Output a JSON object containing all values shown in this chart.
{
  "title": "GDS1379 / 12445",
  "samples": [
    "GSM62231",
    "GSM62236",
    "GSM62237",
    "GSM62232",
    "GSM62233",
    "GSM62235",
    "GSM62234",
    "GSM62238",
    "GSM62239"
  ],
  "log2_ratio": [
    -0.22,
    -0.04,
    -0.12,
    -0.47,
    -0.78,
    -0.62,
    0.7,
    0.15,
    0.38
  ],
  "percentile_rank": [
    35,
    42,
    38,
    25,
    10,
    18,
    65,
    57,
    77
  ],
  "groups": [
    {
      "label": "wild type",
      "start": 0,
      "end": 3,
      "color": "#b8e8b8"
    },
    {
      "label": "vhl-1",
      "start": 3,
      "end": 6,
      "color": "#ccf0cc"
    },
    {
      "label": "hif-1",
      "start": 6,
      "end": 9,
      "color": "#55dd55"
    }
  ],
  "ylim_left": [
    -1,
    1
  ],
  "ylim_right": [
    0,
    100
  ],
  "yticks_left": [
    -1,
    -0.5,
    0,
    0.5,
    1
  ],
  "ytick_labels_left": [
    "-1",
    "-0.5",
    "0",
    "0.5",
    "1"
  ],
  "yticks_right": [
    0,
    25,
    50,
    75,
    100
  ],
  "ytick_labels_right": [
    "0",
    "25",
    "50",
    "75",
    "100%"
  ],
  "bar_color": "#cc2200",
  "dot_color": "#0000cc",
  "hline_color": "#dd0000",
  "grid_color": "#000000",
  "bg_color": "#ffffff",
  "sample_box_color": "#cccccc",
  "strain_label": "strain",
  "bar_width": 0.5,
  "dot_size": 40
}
+++
- PROBLEM
Reproduce the data shown above exactly.

- EXERCISE RESULT
Output a JSON object containing all values shown in this chart.
{
  "title": "GDS1379 / 12445",
  "samples": [
    "GSM62231",
    "GSM62236",
    "GSM62237",
    "GSM62232",
    "GSM62233",
    "GSM62235",
    "GSM62234",
    "GSM62238",
    "GSM62239"
  ],
  "log2_ratio": [
    -0.22,
    -0.04,
    -0.12,
    -0.47,
    -0.78,
    -0.62,
    0.7,
    0.15,
    0.38
  ],
  "percentile_rank": [
    35,
    42,
    38,
    25,
    10,
    18,
    65,
    57,
    77
  ],
  "groups": [
    {
      "label": "wild type",
      "start": 0,
      "end": 3,
      "color": "#b8e8b8"
    },
    {
      "label": "vhl-1",
      "start": 3,
      "end": 6,
      "color": "#ccf0cc"
    },
    {
      "label": "hif-1",
      "start": 6,
      "end": 9,
      "color": "#55dd55"
    }
  ],
  "ylim_left": [
    -1,
    1
  ],
  "ylim_right": [
    0,
    100
  ],
  "yticks_left": [
    -1,
    -0.5,
    0,
    0.5,
    1
  ],
  "ytick_labels_left": [
    "-1",
    "-0.5",
    "0",
    "0.5",
    "1"
  ],
  "yticks_right": [
    0,
    25,
    50,
    75,
    100
  ],
  "ytick_labels_right": [
    "0",
    "25",
    "50",
    "75",
    "100%"
  ],
  "bar_color": "#cc2200",
  "dot_color": "#0000cc",
  "hline_color": "#dd0000",
  "grid_color": "#000000",
  "bg_color": "#ffffff",
  "sample_box_color": "#cccccc",
  "strain_label": "strain",
  "bar_width": 0.5,
  "dot_size": 40
}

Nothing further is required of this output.